Extracted entries:
· · · ·
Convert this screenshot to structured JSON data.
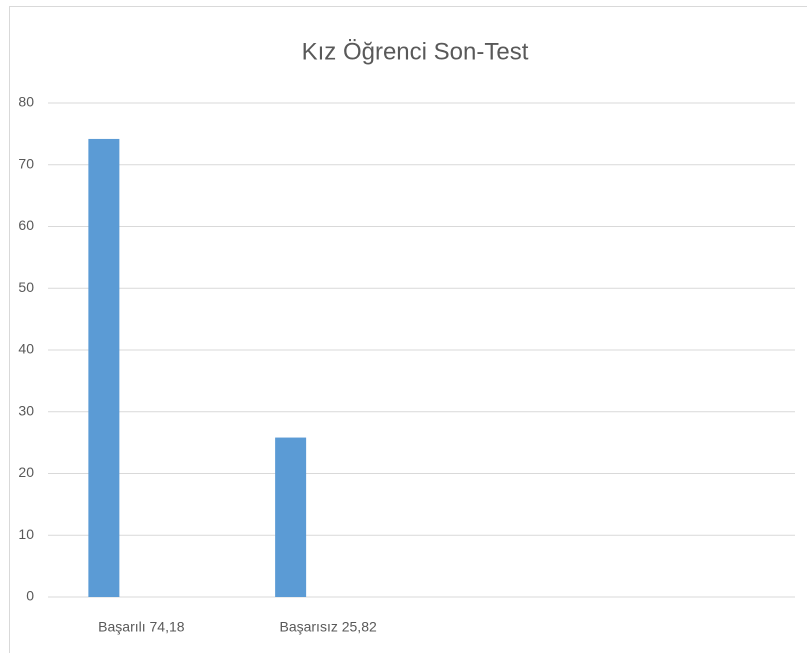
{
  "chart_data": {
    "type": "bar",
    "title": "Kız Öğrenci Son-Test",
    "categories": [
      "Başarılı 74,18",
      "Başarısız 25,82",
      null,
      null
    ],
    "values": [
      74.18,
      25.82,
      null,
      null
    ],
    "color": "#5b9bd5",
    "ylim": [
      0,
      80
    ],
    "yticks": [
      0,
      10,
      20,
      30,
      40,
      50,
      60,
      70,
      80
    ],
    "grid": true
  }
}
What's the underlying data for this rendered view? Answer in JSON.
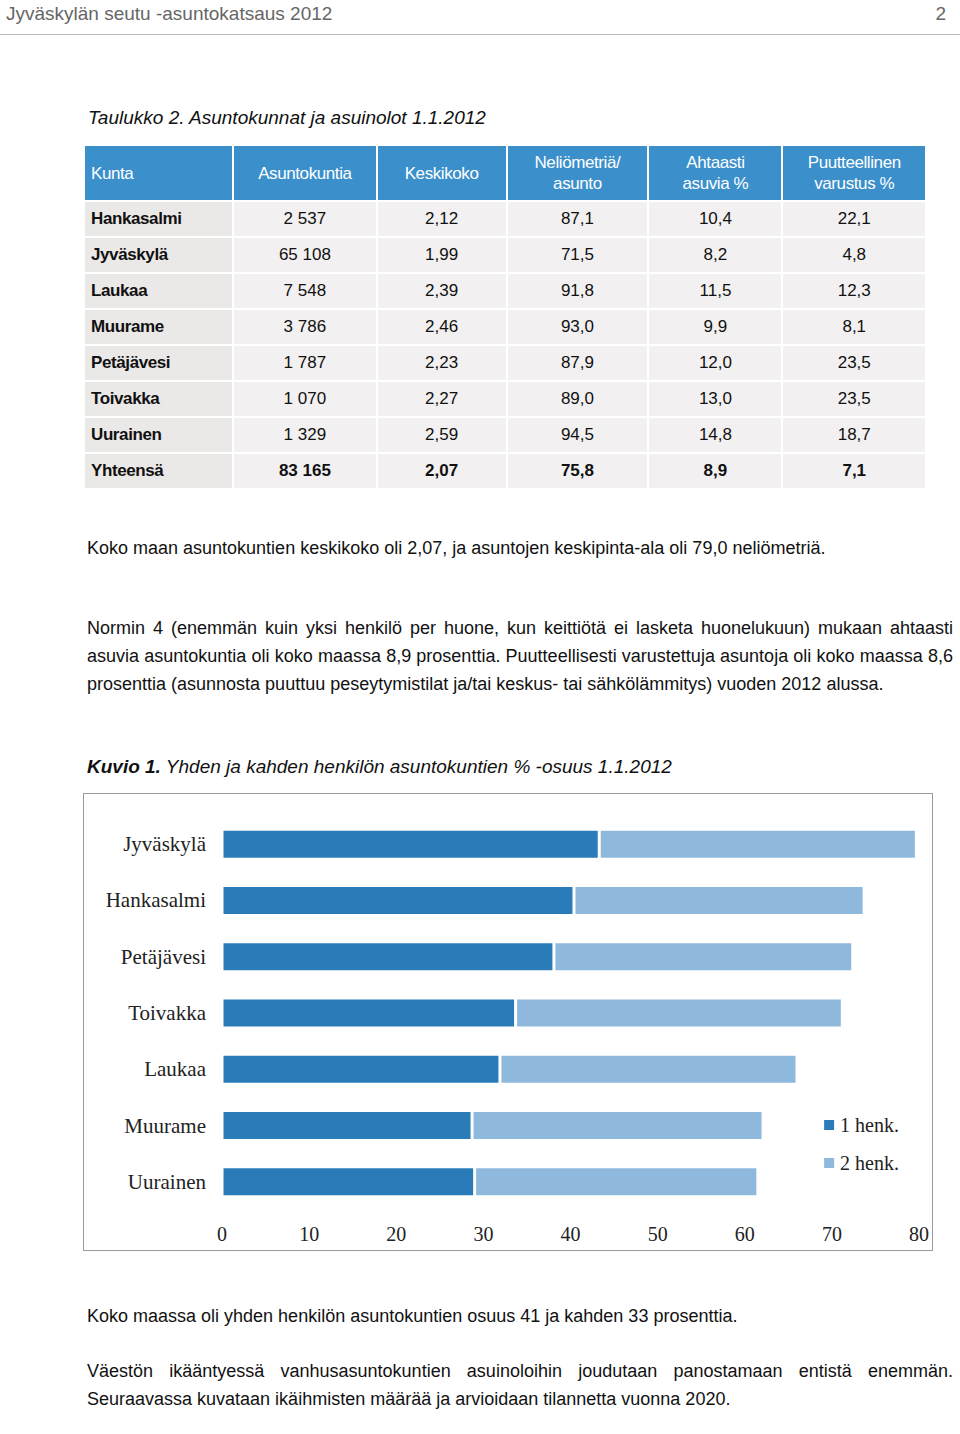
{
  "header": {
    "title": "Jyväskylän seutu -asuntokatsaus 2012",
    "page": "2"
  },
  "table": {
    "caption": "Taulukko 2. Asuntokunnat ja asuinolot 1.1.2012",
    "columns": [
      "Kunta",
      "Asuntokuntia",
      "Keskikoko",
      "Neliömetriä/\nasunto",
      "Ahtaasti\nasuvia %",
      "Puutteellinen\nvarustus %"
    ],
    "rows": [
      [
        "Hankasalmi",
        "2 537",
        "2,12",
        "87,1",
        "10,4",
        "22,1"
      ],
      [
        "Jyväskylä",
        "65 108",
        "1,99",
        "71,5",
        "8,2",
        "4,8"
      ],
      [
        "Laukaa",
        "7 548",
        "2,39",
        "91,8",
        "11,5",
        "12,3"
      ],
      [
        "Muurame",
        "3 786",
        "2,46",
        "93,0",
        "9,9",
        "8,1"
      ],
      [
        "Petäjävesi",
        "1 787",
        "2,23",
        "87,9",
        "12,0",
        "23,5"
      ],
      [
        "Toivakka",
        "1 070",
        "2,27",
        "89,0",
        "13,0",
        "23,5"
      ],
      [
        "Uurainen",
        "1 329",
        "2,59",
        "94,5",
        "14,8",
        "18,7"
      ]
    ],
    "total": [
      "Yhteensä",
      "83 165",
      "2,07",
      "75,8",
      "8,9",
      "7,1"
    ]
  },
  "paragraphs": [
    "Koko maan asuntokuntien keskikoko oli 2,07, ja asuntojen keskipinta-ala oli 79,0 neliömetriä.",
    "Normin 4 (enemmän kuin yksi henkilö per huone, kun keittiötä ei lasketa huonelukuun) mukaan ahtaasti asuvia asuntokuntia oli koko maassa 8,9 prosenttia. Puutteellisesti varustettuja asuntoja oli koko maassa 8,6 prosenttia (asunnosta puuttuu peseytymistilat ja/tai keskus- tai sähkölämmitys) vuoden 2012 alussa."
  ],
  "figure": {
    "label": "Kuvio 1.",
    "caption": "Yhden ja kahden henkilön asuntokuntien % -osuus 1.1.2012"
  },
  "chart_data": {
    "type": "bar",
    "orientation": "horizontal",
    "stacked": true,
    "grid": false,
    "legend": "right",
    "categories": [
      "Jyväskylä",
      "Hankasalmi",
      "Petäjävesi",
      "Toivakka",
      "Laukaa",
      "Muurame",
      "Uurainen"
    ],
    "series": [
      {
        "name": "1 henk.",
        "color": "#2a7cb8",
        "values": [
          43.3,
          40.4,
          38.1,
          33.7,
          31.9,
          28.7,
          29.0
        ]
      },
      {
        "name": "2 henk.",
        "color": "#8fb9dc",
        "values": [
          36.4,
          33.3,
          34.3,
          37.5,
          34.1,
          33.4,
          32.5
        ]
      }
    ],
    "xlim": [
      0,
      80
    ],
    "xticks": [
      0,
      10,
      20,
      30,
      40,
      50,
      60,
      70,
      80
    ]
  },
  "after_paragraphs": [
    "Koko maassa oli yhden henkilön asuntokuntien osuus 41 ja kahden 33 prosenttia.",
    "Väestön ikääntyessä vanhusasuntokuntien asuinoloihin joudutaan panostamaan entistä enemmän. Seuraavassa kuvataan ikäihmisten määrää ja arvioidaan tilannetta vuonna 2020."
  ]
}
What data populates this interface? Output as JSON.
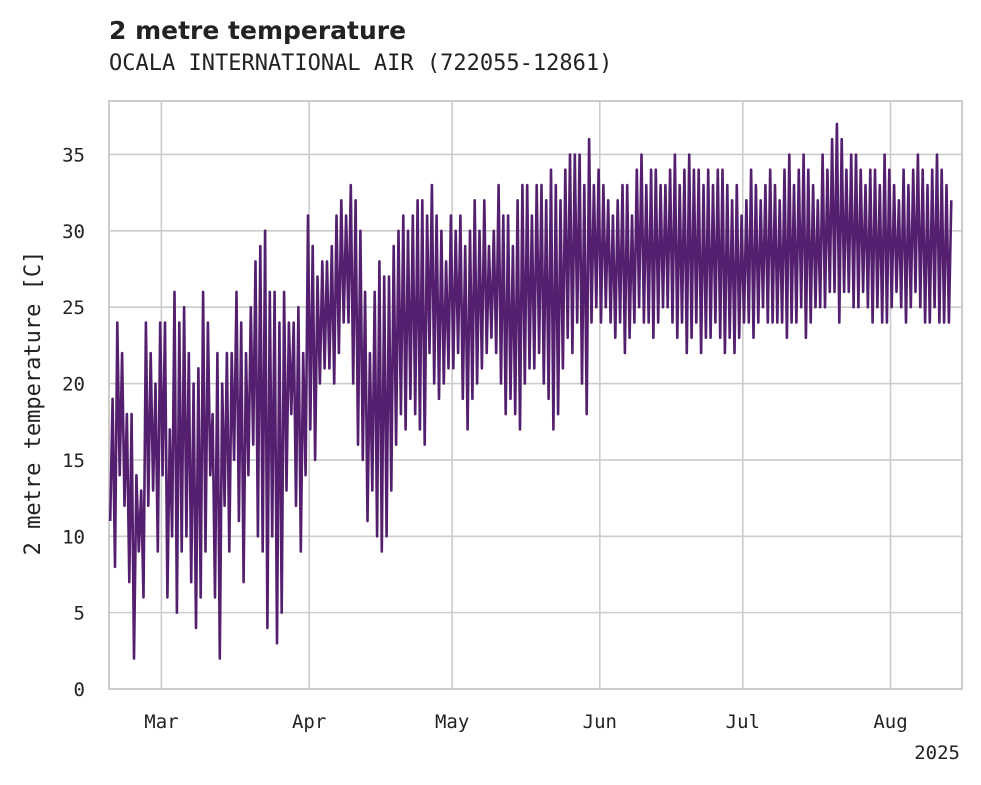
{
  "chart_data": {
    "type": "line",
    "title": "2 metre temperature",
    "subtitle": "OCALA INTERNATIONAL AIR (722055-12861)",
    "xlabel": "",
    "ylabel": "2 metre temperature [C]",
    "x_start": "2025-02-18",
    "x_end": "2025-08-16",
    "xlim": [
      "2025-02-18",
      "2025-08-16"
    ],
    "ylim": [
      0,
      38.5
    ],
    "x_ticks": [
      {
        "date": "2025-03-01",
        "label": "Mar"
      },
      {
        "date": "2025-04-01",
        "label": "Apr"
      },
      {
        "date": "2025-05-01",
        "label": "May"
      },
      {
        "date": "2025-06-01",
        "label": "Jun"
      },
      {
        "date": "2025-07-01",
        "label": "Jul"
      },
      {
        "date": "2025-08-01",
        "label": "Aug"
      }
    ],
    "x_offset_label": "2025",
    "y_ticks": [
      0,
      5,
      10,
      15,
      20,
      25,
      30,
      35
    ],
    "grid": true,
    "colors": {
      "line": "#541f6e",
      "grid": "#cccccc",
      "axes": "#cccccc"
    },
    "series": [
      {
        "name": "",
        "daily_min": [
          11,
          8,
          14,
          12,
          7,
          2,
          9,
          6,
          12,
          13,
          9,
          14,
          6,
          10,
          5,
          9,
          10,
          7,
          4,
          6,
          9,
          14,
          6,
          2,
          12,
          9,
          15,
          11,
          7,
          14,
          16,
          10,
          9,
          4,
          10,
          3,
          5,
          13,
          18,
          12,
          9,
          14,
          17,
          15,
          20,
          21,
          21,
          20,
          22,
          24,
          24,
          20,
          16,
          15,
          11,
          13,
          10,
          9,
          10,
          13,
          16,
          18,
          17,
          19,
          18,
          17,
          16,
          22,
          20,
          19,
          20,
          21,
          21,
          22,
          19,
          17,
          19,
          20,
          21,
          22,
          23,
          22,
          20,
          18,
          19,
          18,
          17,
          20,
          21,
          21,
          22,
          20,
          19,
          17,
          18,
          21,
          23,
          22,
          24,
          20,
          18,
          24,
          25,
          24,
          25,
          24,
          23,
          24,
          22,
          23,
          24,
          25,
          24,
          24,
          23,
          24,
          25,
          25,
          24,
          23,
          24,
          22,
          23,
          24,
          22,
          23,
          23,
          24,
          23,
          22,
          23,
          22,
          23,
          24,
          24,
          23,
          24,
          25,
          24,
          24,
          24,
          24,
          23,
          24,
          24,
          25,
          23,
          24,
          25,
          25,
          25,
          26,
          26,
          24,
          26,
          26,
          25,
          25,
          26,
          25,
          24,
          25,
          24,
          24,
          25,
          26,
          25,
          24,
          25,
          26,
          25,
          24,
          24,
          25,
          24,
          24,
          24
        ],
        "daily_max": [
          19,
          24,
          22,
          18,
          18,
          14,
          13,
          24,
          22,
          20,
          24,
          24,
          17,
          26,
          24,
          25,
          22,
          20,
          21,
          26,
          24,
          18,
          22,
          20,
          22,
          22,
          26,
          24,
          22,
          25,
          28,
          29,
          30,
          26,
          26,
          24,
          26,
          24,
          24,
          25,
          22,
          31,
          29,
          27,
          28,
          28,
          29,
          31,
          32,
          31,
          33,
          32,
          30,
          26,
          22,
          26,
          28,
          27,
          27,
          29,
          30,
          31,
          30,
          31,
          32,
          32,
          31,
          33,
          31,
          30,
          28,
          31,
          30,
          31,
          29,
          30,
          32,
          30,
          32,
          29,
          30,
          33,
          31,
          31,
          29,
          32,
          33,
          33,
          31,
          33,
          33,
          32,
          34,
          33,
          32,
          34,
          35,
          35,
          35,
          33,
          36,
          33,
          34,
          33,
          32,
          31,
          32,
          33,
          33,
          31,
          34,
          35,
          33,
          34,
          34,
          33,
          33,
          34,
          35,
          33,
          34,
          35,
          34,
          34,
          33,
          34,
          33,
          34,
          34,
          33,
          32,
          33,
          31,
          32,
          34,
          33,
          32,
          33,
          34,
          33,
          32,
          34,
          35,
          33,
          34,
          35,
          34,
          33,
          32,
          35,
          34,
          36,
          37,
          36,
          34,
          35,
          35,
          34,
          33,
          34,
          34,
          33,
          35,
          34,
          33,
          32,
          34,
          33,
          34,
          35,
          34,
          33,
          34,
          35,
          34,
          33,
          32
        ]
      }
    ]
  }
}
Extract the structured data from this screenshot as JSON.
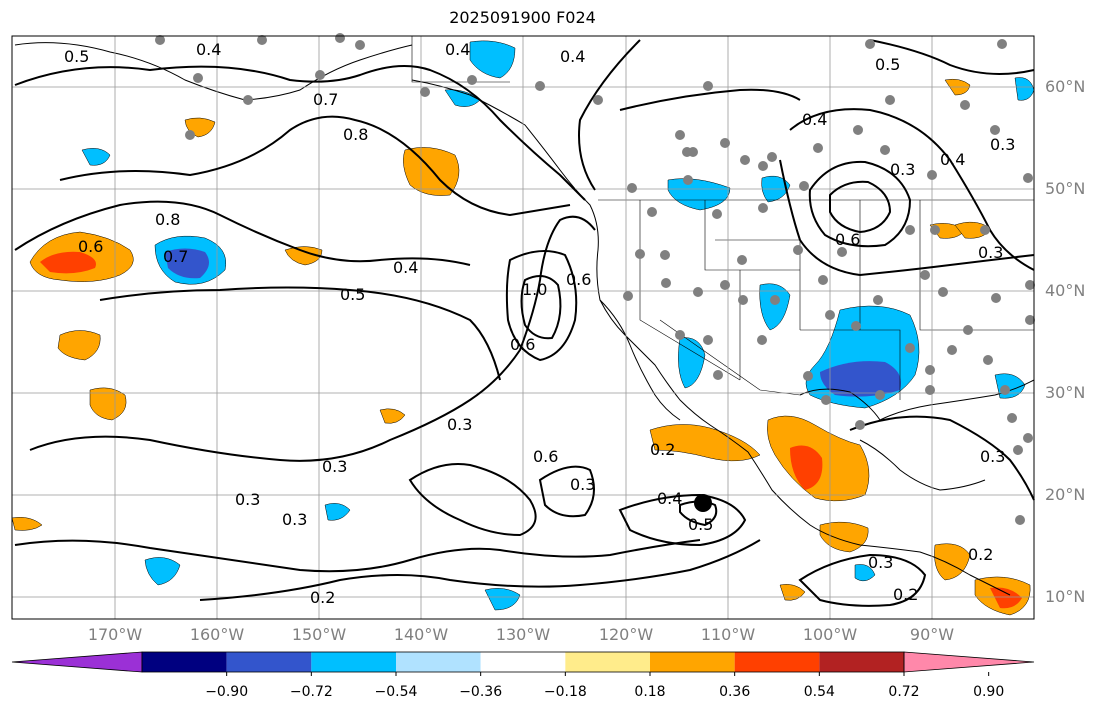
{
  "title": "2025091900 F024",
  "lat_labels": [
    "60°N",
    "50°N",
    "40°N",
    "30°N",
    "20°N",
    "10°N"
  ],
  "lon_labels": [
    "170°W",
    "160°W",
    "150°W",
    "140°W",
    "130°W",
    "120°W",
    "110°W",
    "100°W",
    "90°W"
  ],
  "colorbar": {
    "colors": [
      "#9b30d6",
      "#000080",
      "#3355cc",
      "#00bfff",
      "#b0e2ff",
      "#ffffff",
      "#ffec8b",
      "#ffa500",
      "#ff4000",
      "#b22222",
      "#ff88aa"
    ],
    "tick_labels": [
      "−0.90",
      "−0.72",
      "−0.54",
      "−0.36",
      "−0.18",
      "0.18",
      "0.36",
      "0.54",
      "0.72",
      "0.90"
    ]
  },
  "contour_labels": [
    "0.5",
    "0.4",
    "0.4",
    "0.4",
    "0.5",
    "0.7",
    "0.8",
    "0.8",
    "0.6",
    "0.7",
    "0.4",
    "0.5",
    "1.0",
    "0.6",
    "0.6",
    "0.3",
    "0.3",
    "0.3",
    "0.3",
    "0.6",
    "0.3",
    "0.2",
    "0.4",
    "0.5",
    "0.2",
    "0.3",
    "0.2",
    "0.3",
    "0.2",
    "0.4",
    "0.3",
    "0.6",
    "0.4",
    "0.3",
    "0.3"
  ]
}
· · · ·
Stated exercise:
Gather each line in these records that contains the string "structured".

The reply:
Convert this screenshot to structured JSON data.
Extract the structured data from this screenshot as JSON.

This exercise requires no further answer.